EXERCISE PROMPT> From the entries below, work out the number of lines that hold the word "Settings", and give that number alone.

━━━ RECORDED INFORMATION ━━━

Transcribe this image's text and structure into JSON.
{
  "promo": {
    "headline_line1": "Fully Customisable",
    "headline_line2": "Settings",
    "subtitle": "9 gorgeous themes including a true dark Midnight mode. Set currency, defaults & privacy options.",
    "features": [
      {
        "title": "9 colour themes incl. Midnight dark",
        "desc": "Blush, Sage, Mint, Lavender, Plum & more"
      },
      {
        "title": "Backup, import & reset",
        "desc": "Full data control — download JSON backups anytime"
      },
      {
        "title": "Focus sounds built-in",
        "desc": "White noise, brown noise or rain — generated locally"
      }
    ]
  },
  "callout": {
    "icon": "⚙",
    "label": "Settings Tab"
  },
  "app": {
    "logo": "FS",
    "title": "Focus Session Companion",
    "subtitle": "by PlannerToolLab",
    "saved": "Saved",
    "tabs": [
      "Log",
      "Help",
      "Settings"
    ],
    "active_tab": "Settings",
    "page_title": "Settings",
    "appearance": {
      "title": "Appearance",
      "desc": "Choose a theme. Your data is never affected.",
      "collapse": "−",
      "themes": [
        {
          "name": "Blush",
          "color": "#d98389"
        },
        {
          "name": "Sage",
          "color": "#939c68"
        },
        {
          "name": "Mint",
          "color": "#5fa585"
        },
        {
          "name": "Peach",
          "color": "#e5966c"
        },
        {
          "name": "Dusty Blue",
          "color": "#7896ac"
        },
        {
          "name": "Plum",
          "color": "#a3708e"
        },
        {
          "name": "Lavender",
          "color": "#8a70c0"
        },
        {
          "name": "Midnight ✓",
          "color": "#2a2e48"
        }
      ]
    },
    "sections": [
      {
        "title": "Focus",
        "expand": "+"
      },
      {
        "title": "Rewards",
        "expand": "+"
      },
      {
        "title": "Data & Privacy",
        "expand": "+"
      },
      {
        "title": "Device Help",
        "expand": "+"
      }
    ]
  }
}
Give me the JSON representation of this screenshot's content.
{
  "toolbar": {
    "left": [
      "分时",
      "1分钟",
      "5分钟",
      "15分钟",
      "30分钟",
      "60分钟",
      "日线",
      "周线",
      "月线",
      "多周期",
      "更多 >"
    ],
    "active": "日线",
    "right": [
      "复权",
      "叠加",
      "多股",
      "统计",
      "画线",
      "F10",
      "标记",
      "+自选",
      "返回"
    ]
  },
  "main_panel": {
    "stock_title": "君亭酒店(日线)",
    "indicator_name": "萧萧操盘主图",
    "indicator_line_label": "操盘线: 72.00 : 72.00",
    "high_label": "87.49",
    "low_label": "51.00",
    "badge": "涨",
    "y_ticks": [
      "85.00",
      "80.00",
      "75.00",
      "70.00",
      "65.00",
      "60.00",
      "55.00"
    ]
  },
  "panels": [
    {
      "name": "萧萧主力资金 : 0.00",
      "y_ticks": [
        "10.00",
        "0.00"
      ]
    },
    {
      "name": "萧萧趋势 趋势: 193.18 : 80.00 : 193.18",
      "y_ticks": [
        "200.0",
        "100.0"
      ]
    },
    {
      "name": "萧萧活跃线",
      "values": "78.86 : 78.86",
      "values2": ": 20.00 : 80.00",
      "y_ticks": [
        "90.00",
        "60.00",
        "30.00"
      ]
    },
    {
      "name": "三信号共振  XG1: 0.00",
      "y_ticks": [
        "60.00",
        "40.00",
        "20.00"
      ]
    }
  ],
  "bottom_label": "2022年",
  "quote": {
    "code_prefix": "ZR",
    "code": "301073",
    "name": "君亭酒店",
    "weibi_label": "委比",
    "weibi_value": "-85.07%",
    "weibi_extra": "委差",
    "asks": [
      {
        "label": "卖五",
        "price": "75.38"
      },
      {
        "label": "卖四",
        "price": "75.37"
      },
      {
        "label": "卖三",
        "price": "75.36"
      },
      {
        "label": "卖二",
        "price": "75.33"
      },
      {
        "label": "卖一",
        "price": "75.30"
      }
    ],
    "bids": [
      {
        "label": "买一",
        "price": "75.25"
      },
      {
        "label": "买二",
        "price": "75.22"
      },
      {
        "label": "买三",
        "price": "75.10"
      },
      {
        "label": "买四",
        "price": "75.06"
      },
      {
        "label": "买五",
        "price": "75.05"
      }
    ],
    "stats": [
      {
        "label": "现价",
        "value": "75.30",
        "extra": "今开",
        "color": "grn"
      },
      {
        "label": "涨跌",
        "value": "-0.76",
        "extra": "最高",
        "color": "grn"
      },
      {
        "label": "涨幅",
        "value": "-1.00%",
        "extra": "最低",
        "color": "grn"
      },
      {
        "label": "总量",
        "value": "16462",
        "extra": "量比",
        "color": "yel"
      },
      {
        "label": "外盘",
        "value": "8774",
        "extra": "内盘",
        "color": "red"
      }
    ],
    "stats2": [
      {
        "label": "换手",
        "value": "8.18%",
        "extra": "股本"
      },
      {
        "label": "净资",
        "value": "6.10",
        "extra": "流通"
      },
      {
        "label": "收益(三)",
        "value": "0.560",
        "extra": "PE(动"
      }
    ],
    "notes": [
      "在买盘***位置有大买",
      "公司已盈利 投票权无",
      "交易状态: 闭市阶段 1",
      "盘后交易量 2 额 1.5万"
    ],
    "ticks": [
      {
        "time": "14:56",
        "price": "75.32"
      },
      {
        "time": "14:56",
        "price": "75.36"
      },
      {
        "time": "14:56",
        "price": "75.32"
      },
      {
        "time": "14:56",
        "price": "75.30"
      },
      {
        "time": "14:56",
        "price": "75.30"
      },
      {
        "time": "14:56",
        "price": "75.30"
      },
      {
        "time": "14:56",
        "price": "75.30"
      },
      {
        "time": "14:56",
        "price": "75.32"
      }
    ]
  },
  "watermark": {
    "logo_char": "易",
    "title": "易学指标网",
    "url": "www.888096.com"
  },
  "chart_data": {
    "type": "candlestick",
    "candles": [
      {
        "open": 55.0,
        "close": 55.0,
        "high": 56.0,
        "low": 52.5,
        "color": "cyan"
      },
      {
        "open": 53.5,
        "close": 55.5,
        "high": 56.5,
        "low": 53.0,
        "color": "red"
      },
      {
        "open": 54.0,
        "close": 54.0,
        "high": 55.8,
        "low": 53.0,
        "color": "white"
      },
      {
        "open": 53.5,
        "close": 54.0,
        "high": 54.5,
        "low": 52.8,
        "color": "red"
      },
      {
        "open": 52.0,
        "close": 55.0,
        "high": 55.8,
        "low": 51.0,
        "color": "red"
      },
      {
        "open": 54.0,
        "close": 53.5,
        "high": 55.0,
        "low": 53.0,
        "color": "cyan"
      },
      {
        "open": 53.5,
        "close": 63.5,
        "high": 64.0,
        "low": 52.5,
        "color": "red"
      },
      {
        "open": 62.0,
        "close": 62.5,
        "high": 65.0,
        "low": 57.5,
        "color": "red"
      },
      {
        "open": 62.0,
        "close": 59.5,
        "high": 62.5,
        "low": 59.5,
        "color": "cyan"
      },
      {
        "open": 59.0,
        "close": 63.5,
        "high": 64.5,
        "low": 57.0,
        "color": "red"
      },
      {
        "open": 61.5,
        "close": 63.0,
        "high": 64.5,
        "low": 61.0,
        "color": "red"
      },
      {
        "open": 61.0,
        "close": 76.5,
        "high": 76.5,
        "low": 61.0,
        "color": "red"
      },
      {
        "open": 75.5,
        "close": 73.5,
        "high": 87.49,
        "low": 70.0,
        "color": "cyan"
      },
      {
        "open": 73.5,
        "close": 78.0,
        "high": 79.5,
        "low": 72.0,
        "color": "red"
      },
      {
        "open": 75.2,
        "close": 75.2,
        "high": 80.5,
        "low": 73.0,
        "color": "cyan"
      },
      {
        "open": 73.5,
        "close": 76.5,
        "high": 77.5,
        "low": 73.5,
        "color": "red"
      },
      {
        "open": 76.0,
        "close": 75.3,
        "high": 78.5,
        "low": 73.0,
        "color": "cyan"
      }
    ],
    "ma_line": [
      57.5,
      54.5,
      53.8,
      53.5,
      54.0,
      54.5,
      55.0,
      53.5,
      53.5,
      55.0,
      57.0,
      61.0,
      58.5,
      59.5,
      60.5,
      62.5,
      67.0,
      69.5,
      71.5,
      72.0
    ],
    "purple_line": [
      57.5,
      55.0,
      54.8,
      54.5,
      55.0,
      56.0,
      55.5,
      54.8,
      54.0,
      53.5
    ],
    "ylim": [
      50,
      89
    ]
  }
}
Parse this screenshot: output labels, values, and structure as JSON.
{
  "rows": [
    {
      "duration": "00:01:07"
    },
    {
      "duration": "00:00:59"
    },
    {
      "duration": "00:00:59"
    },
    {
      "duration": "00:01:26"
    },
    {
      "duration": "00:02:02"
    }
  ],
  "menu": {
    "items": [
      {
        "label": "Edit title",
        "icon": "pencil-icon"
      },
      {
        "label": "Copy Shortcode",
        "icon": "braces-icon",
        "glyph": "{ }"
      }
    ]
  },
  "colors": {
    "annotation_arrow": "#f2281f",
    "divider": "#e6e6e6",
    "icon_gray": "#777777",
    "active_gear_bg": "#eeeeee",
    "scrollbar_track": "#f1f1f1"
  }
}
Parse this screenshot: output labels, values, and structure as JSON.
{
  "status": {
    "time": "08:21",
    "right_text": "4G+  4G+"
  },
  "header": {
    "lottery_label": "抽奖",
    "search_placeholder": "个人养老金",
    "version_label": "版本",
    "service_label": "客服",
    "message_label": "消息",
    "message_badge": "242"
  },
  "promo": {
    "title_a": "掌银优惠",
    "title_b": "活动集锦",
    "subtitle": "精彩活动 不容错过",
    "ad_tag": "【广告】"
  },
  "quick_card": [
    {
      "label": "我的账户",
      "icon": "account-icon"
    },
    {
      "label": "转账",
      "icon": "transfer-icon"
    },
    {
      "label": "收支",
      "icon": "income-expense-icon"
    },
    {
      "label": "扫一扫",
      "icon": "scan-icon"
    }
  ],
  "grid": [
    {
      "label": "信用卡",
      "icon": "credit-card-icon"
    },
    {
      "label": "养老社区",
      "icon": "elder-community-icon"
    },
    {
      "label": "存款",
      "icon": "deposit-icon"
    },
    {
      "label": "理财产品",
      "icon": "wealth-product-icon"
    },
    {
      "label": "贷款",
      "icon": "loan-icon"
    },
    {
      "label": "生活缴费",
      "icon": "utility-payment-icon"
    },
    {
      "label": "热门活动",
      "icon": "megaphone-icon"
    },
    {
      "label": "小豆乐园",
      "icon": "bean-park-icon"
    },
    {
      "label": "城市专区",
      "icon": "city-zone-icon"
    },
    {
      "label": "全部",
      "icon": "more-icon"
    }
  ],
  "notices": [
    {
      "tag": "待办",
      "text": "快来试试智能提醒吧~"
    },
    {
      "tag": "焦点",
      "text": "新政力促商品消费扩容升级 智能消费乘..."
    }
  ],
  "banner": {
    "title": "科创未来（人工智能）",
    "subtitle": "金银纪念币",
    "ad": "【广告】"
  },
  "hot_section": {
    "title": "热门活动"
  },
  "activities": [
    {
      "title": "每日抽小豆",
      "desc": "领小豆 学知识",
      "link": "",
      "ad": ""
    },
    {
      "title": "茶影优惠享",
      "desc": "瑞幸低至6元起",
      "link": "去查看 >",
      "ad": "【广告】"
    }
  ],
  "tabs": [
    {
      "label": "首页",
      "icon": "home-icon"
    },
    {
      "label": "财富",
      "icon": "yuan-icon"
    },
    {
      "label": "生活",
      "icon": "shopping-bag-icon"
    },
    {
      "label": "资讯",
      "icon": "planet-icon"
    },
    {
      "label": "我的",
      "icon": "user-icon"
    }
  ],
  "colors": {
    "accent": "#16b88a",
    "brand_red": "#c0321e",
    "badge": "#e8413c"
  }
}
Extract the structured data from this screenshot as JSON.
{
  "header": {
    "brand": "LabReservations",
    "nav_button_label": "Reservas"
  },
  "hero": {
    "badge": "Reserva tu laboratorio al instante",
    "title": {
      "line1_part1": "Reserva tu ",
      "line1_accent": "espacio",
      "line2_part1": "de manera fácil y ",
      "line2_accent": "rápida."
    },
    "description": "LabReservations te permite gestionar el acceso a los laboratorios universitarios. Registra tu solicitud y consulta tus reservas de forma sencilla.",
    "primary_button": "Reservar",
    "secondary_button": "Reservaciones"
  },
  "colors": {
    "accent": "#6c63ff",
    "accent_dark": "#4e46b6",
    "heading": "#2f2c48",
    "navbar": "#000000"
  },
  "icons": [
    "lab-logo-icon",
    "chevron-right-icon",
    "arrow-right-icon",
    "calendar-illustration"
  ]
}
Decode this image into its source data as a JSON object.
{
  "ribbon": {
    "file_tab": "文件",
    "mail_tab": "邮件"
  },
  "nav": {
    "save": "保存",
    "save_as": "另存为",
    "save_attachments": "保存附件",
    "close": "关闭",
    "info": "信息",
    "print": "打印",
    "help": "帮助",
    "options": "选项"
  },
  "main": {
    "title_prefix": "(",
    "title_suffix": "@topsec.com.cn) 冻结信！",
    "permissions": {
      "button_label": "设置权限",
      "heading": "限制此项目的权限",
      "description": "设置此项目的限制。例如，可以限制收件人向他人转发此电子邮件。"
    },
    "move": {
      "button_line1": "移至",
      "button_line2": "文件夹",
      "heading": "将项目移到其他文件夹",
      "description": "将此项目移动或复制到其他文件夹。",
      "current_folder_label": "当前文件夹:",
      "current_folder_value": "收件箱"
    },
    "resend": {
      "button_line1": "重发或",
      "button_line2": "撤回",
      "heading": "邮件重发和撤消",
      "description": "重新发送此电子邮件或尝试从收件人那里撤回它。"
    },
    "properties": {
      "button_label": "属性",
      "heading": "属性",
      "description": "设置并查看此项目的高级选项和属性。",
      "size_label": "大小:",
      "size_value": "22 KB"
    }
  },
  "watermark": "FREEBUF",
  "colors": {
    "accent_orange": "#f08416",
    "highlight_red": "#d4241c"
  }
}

━━━

WRITTEN REPLY> 5